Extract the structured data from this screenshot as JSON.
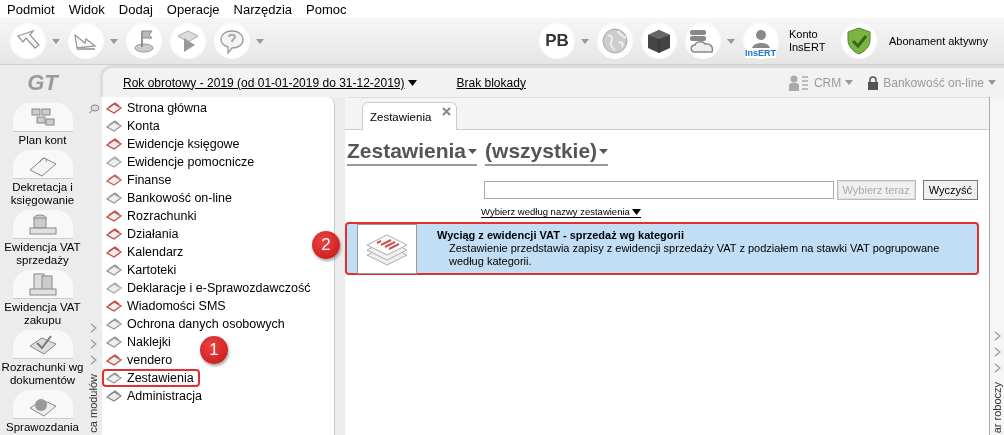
{
  "menu": [
    "Podmiot",
    "Widok",
    "Dodaj",
    "Operacje",
    "Narzędzia",
    "Pomoc"
  ],
  "toolbar": {
    "left": [
      {
        "kind": "send",
        "dropdown": true
      },
      {
        "kind": "receive",
        "dropdown": true
      },
      {
        "kind": "flag",
        "dropdown": false
      },
      {
        "kind": "play",
        "dropdown": false
      },
      {
        "kind": "help",
        "dropdown": true
      }
    ],
    "right": [
      {
        "kind": "text",
        "label": "PB",
        "dropdown": true
      },
      {
        "kind": "globe",
        "dropdown": false
      },
      {
        "kind": "cube",
        "dropdown": false
      },
      {
        "kind": "cloud",
        "dropdown": true
      }
    ],
    "account": {
      "badge": "InsERT",
      "label": "Konto InsERT"
    },
    "subscription": {
      "label": "Abonament aktywny"
    }
  },
  "logo": "GT",
  "period": "Rok obrotowy - 2019 (od 01-01-2019 do 31-12-2019)",
  "lock": "Brak blokady",
  "crm": "CRM",
  "banking": "Bankowość on-line",
  "shortcuts": [
    {
      "label": "Plan kont"
    },
    {
      "label": "Dekretacja i księgowanie"
    },
    {
      "label": "Ewidencja VAT sprzedaży"
    },
    {
      "label": "Ewidencja VAT zakupu"
    },
    {
      "label": "Rozrachunki wg dokumentów"
    },
    {
      "label": "Sprawozdania"
    }
  ],
  "module_panel_label": "ca modułów",
  "modules": [
    {
      "label": "Strona główna",
      "selected": false
    },
    {
      "label": "Konta",
      "selected": false
    },
    {
      "label": "Ewidencje księgowe",
      "selected": false
    },
    {
      "label": "Ewidencje pomocnicze",
      "selected": false
    },
    {
      "label": "Finanse",
      "selected": false
    },
    {
      "label": "Bankowość on-line",
      "selected": false
    },
    {
      "label": "Rozrachunki",
      "selected": false
    },
    {
      "label": "Działania",
      "selected": false
    },
    {
      "label": "Kalendarz",
      "selected": false
    },
    {
      "label": "Kartoteki",
      "selected": false
    },
    {
      "label": "Deklaracje i e-Sprawozdawczość",
      "selected": false
    },
    {
      "label": "Wiadomości SMS",
      "selected": false
    },
    {
      "label": "Ochrona danych osobowych",
      "selected": false
    },
    {
      "label": "Naklejki",
      "selected": false
    },
    {
      "label": "vendero",
      "selected": false
    },
    {
      "label": "Zestawienia",
      "selected": true
    },
    {
      "label": "Administracja",
      "selected": false
    }
  ],
  "tabs": [
    {
      "label": "Zestawienia",
      "selected": true
    }
  ],
  "heading": {
    "category": "Zestawienia",
    "filter": "(wszystkie)"
  },
  "buttons": [
    {
      "label": "Wybierz teraz",
      "disabled": true
    },
    {
      "label": "Wyczyść",
      "disabled": false
    }
  ],
  "sort_link": "Wybierz według nazwy zestawienia",
  "results": [
    {
      "title": "Wyciąg z ewidencji VAT - sprzedaż wg kategorii",
      "description": "Zestawienie przedstawia zapisy z ewidencji sprzedaży VAT z podziałem na stawki VAT pogrupowane według kategorii.",
      "selected": true
    }
  ],
  "workspace_label": "ar roboczy",
  "annotations": [
    {
      "label": "1"
    },
    {
      "label": "2"
    }
  ]
}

-------------------------

● Description of the task
Leave the images out and output the remaining material exactly as it stands.

● Response to this task
Extract the structured data from this screenshot as JSON.
{
  "menu": [
    "Podmiot",
    "Widok",
    "Dodaj",
    "Operacje",
    "Narzędzia",
    "Pomoc"
  ],
  "toolbar": {
    "left": [
      {
        "kind": "send",
        "dropdown": true
      },
      {
        "kind": "receive",
        "dropdown": true
      },
      {
        "kind": "flag",
        "dropdown": false
      },
      {
        "kind": "play",
        "dropdown": false
      },
      {
        "kind": "help",
        "dropdown": true
      }
    ],
    "right": [
      {
        "kind": "text",
        "label": "PB",
        "dropdown": true
      },
      {
        "kind": "globe",
        "dropdown": false
      },
      {
        "kind": "cube",
        "dropdown": false
      },
      {
        "kind": "cloud",
        "dropdown": true
      }
    ],
    "account": {
      "badge": "InsERT",
      "label": "Konto InsERT"
    },
    "subscription": {
      "label": "Abonament aktywny"
    }
  },
  "logo": "GT",
  "period": "Rok obrotowy - 2019 (od 01-01-2019 do 31-12-2019)",
  "lock": "Brak blokady",
  "crm": "CRM",
  "banking": "Bankowość on-line",
  "shortcuts": [
    {
      "label": "Plan kont"
    },
    {
      "label": "Dekretacja i księgowanie"
    },
    {
      "label": "Ewidencja VAT sprzedaży"
    },
    {
      "label": "Ewidencja VAT zakupu"
    },
    {
      "label": "Rozrachunki wg dokumentów"
    },
    {
      "label": "Sprawozdania"
    }
  ],
  "module_panel_label": "ca modułów",
  "modules": [
    {
      "label": "Strona główna",
      "selected": false
    },
    {
      "label": "Konta",
      "selected": false
    },
    {
      "label": "Ewidencje księgowe",
      "selected": false
    },
    {
      "label": "Ewidencje pomocnicze",
      "selected": false
    },
    {
      "label": "Finanse",
      "selected": false
    },
    {
      "label": "Bankowość on-line",
      "selected": false
    },
    {
      "label": "Rozrachunki",
      "selected": false
    },
    {
      "label": "Działania",
      "selected": false
    },
    {
      "label": "Kalendarz",
      "selected": false
    },
    {
      "label": "Kartoteki",
      "selected": false
    },
    {
      "label": "Deklaracje i e-Sprawozdawczość",
      "selected": false
    },
    {
      "label": "Wiadomości SMS",
      "selected": false
    },
    {
      "label": "Ochrona danych osobowych",
      "selected": false
    },
    {
      "label": "Naklejki",
      "selected": false
    },
    {
      "label": "vendero",
      "selected": false
    },
    {
      "label": "Zestawienia",
      "selected": true
    },
    {
      "label": "Administracja",
      "selected": false
    }
  ],
  "tabs": [
    {
      "label": "Zestawienia",
      "selected": true
    }
  ],
  "heading": {
    "category": "Zestawienia",
    "filter": "(wszystkie)"
  },
  "buttons": [
    {
      "label": "Wybierz teraz",
      "disabled": true
    },
    {
      "label": "Wyczyść",
      "disabled": false
    }
  ],
  "sort_link": "Wybierz według nazwy zestawienia",
  "results": [
    {
      "title": "Wyciąg z ewidencji VAT - sprzedaż wg kategorii",
      "description": "Zestawienie przedstawia zapisy z ewidencji sprzedaży VAT z podziałem na stawki VAT pogrupowane według kategorii.",
      "selected": true
    }
  ],
  "workspace_label": "ar roboczy",
  "annotations": [
    {
      "label": "1"
    },
    {
      "label": "2"
    }
  ]
}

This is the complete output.